**EXERCISE:**
Seek out every line containing the word "головки", and copy each.

-- Begin EXCERPTED RECORDS --

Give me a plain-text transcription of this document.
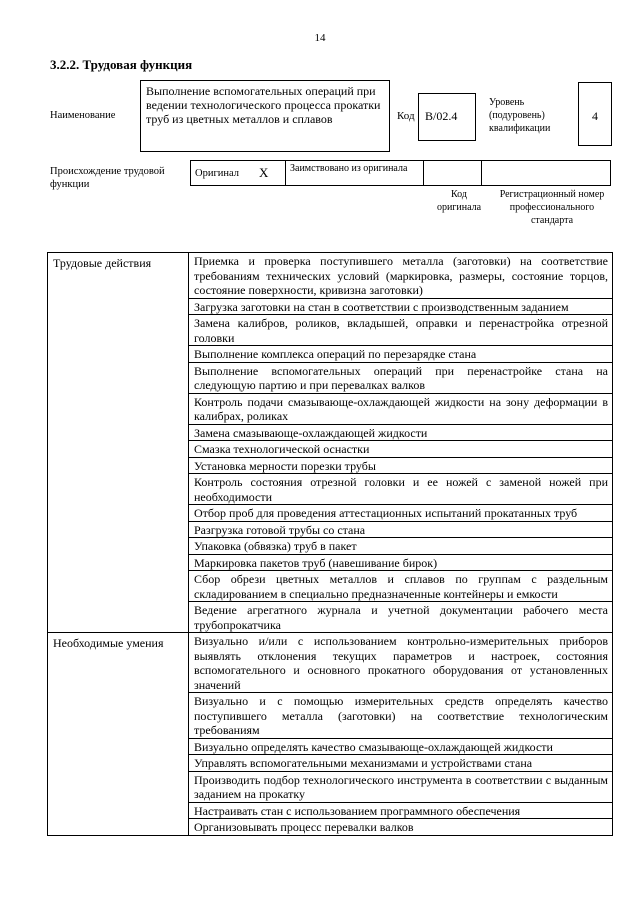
14
3.2.2. Трудовая функция
Наименование
Выполнение вспомогательных операций при ведении технологического процесса прокатки труб из цветных металлов и сплавов	Код B/02.4
Уровень (подуровень) квалификации
4
Происхождение трудовой функции
Оригинал X	Заимствовано из оригинала
Код оригинала
Регистрационный номер профессионального стандарта
Трудовые действия	Приемка и проверка поступившего металла (заготовки) на соответствие требованиям технических условий (маркировка, размеры, состояние торцов, состояние поверхности, кривизна заготовки)
	Загрузка заготовки на стан в соответствии с производственным заданием
	Замена калибров, роликов, вкладышей, оправки и перенастройка отрезной головки
	Выполнение комплекса операций по перезарядке стана
	Выполнение вспомогательных операций при перенастройке стана на следующую партию и при перевалках валков
	Контроль подачи смазывающе-охлаждающей жидкости на зону деформации в калибрах, роликах
	Замена смазывающе-охлаждающей жидкости
	Смазка технологической оснастки
	Установка мерности порезки трубы
	Контроль состояния отрезной головки и ее ножей с заменой ножей при необходимости
	Отбор проб для проведения аттестационных испытаний прокатанных труб
	Разгрузка готовой трубы со стана
	Упаковка (обвязка) труб в пакет
	Маркировка пакетов труб (навешивание бирок)
	Сбор обрези цветных металлов и сплавов по группам с раздельным складированием в специально предназначенные контейнеры и емкости
	Ведение агрегатного журнала и учетной документации рабочего места трубопрокатчика
Необходимые умения	Визуально и/или с использованием контрольно-измерительных приборов выявлять отклонения текущих параметров и настроек, состояния вспомогательного и основного прокатного оборудования от установленных значений
	Визуально и с помощью измерительных средств определять качество поступившего металла (заготовки) на соответствие технологическим требованиям
	Визуально определять качество смазывающе-охлаждающей жидкости
	Управлять вспомогательными механизмами и устройствами стана
	Производить подбор технологического инструмента в соответствии с выданным заданием на прокатку
	Настраивать стан с использованием программного обеспечения
	Организовывать процесс перевалки валков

-- End EXCERPTED RECORDS --

**COMPLETE ANSWER:**
	Замена калибров, роликов, вкладышей, оправки и перенастройка отрезной головки
	Контроль состояния отрезной головки и ее ножей с заменой ножей при необходимости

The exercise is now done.